■ Given exercise:
Return all lines from the listing below in which the string "this" occurs.

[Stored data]
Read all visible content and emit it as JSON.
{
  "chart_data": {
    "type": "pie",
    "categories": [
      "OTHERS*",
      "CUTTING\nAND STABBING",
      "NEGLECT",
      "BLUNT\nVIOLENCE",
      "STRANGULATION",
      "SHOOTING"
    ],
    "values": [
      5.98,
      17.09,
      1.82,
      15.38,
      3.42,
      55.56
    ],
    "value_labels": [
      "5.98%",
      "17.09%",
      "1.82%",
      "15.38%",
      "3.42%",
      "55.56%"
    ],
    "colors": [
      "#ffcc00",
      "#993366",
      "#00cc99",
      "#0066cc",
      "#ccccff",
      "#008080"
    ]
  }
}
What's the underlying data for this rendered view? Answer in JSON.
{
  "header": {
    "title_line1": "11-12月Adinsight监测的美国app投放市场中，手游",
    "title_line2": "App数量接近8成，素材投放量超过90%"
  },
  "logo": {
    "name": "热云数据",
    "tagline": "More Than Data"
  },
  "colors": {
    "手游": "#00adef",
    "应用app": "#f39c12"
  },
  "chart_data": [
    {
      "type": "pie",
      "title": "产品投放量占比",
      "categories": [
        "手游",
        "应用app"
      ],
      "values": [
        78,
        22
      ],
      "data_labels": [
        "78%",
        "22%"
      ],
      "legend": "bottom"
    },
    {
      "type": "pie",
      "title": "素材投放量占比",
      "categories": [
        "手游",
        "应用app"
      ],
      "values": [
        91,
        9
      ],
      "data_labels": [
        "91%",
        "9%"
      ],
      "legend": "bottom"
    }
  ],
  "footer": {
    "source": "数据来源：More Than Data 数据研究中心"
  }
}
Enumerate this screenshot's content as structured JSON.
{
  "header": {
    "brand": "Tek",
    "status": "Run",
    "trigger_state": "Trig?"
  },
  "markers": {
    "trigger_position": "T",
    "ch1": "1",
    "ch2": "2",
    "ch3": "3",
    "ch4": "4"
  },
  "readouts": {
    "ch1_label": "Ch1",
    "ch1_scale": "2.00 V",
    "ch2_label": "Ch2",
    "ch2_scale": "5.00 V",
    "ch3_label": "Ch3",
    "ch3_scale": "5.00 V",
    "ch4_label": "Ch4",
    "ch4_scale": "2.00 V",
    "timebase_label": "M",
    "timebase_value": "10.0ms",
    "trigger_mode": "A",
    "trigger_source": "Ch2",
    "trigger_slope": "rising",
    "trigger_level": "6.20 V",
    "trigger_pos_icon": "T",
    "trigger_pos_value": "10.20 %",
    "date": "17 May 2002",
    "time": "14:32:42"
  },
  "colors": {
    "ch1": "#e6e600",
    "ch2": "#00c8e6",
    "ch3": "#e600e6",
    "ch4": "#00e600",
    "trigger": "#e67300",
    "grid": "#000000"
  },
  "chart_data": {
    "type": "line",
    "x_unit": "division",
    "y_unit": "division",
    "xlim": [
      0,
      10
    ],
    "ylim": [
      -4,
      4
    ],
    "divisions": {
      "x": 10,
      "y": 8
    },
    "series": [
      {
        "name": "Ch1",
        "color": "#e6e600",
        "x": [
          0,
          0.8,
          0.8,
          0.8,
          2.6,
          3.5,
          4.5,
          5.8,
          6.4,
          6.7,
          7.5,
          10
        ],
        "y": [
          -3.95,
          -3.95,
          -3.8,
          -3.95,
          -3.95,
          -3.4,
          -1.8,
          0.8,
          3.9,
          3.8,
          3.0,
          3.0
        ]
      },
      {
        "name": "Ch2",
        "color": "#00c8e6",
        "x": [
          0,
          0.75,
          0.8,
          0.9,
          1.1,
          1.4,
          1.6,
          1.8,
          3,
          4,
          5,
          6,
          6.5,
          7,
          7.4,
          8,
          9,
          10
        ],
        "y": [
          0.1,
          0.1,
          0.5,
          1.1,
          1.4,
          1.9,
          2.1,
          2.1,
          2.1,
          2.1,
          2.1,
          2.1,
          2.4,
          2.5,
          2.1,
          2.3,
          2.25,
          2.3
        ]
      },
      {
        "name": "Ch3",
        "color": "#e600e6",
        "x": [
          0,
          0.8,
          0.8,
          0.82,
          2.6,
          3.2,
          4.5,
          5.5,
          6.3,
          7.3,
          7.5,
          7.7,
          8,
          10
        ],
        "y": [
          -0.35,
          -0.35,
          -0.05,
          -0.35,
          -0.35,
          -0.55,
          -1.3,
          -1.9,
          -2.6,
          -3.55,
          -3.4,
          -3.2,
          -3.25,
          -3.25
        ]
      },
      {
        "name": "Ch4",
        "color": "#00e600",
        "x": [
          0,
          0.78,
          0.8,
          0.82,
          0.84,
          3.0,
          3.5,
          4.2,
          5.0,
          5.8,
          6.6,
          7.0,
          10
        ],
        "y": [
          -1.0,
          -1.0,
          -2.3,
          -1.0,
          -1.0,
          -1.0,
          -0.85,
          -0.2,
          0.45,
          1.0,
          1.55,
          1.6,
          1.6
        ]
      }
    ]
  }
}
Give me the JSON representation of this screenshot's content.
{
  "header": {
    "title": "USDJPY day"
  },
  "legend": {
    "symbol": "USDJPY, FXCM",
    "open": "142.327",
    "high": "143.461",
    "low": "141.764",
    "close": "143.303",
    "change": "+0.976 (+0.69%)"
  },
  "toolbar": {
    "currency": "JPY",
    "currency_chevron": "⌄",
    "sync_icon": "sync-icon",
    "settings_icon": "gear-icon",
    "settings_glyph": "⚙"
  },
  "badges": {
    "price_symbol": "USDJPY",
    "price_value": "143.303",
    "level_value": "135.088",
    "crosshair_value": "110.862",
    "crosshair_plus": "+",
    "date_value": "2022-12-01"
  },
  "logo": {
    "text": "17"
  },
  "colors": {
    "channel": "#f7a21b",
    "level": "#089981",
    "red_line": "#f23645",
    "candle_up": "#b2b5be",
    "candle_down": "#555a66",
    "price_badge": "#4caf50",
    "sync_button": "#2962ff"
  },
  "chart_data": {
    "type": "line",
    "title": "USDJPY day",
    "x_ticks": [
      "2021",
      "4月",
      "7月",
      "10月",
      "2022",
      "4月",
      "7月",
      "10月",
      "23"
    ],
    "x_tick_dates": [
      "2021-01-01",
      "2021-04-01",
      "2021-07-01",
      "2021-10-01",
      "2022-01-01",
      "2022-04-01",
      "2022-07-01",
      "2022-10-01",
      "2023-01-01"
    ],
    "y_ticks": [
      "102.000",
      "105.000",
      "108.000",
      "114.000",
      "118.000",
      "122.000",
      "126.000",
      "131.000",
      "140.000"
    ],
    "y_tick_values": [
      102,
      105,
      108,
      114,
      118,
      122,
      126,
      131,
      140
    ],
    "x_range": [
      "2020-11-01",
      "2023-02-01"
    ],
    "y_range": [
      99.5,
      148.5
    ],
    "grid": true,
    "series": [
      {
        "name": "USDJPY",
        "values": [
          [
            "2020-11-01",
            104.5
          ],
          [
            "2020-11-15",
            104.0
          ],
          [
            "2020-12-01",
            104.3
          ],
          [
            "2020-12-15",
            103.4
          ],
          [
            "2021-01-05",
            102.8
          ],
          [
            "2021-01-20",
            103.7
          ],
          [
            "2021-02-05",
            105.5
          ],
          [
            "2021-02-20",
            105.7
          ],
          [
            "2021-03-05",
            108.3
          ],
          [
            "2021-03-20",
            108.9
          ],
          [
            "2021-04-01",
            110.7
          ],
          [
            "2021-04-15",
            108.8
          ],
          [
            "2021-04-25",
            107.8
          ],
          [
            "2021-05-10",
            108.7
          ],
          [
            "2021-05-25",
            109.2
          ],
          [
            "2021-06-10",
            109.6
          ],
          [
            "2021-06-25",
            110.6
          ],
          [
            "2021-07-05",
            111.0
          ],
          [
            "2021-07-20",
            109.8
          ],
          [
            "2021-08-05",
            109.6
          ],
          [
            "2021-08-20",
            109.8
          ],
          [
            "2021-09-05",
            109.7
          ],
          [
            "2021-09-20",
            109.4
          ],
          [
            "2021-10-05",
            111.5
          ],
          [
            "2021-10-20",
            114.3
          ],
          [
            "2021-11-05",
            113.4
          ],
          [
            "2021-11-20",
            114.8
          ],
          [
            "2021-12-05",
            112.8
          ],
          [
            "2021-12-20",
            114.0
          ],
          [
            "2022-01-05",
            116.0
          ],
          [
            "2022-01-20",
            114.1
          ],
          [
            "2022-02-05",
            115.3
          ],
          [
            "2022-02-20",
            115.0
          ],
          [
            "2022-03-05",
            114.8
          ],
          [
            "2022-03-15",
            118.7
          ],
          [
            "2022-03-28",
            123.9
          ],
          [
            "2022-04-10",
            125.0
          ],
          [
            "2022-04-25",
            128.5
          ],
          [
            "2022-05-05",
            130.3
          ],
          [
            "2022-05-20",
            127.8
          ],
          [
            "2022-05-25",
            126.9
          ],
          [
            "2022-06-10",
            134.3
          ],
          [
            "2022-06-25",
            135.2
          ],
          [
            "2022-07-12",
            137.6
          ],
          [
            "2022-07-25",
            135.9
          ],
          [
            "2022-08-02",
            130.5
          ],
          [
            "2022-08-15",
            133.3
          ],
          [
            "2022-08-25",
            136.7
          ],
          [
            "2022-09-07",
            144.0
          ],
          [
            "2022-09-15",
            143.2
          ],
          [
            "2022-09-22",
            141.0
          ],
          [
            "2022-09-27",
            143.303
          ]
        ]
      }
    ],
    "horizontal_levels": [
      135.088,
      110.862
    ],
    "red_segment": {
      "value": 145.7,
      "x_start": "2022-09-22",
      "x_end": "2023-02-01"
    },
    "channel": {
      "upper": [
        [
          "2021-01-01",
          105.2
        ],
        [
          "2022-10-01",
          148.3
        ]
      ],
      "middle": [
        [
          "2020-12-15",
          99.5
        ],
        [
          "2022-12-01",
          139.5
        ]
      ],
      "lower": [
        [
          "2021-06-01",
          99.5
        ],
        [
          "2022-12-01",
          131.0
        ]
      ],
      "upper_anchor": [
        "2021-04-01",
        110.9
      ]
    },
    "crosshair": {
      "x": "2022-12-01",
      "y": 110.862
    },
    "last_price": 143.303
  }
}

■ Exercise output:
What's the underlying data for this rendered view? Answer in JSON.
Enumerate this screenshot's content as structured JSON.
Give me the JSON representation of this screenshot's content.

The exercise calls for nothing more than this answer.